>>>>
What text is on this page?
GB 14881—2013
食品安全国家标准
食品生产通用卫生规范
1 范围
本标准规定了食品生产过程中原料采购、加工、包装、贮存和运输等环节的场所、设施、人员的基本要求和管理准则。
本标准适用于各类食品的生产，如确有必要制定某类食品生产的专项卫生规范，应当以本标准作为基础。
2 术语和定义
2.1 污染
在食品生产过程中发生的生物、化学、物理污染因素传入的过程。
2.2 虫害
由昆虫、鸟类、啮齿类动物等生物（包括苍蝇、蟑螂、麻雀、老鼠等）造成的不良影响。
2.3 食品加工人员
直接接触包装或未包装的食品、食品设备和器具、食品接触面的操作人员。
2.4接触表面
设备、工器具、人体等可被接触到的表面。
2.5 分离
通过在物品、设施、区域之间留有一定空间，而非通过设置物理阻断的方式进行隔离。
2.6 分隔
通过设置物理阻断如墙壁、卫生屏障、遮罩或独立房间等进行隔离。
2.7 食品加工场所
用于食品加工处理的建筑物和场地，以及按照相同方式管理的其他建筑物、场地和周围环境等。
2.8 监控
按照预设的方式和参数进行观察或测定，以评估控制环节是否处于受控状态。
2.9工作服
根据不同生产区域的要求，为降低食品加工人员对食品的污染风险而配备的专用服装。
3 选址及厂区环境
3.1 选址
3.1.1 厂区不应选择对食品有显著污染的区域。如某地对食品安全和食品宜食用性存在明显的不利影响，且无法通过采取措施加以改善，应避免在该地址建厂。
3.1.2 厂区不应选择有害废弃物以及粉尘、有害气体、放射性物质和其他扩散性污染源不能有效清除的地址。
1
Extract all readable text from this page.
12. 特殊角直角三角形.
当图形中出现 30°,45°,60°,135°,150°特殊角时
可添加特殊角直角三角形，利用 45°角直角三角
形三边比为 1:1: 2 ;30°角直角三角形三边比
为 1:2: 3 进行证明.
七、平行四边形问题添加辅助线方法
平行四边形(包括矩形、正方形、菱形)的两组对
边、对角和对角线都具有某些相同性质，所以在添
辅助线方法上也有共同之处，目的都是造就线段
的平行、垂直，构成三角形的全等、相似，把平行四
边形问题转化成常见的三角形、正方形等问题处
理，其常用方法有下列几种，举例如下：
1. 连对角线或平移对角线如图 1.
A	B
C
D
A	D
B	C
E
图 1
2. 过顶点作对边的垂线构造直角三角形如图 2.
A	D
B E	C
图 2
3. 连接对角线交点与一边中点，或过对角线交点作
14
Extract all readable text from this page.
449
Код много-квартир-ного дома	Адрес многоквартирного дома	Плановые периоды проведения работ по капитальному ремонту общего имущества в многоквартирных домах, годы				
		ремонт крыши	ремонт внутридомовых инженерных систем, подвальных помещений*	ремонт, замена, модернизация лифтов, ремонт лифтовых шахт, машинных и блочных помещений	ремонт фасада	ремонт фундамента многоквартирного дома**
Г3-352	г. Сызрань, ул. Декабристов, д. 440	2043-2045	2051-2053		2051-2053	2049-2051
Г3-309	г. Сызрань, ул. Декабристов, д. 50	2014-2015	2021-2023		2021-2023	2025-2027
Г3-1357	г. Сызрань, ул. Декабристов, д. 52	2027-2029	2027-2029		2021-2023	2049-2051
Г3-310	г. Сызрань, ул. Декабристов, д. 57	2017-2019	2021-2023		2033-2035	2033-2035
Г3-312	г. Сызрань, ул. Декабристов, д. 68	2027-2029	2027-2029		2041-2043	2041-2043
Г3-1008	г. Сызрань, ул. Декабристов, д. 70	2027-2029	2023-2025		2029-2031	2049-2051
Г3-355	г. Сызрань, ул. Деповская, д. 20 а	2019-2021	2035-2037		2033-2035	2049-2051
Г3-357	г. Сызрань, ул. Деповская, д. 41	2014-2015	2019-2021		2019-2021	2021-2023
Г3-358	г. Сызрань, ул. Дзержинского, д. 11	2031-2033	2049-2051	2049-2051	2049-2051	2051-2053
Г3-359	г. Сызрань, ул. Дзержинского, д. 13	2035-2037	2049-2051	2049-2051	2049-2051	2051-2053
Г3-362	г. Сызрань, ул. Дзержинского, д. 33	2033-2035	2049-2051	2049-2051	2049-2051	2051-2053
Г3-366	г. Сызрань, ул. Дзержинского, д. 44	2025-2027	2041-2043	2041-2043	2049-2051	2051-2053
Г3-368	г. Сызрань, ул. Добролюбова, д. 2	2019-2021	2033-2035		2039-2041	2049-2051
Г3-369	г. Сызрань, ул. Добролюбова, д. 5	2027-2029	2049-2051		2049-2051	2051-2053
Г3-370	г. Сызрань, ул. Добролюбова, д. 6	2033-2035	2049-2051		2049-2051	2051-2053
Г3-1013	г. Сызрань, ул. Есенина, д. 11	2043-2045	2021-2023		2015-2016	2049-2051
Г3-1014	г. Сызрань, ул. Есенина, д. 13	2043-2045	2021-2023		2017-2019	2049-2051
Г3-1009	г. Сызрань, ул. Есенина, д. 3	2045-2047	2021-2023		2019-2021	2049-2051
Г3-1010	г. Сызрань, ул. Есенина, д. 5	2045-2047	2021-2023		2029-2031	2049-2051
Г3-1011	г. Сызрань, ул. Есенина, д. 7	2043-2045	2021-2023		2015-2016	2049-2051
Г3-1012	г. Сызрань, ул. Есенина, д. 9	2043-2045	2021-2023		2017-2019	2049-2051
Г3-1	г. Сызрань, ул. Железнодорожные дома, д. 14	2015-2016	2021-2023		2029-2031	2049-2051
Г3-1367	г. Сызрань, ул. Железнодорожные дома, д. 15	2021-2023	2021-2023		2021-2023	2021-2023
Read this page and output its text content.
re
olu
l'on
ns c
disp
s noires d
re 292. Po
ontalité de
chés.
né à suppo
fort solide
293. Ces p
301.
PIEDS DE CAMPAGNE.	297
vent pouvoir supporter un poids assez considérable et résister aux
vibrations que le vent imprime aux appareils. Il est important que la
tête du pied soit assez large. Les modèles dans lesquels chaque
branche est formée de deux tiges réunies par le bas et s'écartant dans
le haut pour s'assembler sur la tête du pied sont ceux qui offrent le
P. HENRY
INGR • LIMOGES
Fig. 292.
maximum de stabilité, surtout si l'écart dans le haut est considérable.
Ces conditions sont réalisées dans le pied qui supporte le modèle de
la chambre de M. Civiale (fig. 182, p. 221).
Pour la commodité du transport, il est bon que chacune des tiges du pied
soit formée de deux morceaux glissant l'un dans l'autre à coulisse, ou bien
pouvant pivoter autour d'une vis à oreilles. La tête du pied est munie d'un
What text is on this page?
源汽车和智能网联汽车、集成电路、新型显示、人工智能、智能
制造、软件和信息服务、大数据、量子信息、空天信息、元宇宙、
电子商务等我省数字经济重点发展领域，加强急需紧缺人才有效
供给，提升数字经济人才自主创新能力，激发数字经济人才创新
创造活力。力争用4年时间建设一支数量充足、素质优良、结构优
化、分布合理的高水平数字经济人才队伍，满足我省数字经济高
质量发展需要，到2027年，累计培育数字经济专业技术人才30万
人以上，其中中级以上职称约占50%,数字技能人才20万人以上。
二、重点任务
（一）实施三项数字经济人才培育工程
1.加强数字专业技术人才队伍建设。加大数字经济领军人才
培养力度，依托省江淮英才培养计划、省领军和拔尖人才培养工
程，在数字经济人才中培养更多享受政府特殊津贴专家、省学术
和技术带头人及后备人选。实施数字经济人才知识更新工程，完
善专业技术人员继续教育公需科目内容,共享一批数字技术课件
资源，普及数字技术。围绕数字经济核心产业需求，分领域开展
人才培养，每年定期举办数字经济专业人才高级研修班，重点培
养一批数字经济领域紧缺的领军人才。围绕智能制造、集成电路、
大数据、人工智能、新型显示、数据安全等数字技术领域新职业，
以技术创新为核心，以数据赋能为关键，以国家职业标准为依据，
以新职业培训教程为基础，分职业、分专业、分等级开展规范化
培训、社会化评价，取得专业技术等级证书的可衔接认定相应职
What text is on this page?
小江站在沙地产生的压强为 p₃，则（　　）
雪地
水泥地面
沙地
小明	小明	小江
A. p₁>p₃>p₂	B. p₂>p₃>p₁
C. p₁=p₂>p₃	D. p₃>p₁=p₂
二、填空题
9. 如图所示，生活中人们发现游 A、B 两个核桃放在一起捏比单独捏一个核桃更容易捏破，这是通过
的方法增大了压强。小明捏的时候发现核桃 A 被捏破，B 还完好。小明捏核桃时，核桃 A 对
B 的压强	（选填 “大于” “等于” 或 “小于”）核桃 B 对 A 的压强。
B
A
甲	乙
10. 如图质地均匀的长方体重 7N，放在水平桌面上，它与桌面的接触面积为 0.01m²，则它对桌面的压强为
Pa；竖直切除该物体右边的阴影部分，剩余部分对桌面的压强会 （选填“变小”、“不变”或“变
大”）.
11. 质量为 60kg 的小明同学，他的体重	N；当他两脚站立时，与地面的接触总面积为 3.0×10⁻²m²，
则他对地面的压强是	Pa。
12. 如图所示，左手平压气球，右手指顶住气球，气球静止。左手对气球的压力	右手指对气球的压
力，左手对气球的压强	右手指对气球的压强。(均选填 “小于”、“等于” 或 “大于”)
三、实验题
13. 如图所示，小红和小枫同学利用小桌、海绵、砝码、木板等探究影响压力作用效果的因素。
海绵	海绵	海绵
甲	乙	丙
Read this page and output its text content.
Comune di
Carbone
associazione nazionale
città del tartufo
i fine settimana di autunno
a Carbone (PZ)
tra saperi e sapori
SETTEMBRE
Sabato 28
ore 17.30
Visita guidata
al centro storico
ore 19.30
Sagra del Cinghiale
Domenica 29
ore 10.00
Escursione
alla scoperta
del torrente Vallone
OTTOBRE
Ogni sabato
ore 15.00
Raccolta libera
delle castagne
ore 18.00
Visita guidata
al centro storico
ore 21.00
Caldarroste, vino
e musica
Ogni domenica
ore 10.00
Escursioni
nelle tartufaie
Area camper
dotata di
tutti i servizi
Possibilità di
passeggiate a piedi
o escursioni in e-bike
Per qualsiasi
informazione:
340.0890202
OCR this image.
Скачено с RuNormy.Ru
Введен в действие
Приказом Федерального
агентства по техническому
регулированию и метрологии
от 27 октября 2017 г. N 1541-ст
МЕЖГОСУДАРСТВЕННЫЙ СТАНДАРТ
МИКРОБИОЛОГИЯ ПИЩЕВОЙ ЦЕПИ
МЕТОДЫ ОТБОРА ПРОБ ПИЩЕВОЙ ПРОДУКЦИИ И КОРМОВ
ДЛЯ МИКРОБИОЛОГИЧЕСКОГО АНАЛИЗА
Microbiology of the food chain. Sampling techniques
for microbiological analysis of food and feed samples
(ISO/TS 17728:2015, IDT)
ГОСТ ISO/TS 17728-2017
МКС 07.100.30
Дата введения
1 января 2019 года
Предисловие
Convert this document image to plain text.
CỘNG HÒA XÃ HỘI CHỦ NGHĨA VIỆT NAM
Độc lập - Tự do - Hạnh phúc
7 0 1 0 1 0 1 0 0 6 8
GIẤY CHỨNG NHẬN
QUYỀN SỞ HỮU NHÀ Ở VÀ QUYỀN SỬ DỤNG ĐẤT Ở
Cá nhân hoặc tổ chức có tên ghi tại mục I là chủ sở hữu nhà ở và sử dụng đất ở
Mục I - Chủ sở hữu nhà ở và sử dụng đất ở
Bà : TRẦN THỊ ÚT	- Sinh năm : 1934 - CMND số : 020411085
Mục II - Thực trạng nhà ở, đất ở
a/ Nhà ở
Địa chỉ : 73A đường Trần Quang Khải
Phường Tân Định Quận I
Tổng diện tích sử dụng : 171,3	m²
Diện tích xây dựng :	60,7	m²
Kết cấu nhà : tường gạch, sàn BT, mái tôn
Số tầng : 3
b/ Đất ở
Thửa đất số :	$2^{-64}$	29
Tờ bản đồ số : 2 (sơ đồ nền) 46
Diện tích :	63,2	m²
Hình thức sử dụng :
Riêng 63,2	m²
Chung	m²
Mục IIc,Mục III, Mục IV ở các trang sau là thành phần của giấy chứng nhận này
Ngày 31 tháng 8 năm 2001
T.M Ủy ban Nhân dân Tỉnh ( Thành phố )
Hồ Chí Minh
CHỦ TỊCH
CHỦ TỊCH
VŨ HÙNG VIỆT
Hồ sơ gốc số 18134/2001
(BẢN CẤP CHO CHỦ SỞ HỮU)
<<<<
All lines above containing the string "deux" are to be collected.

branche est formée de deux tiges réunies par le bas et s'écartant dans
soit formée de deux morceaux glissant l'un dans l'autre à coulisse, ou bien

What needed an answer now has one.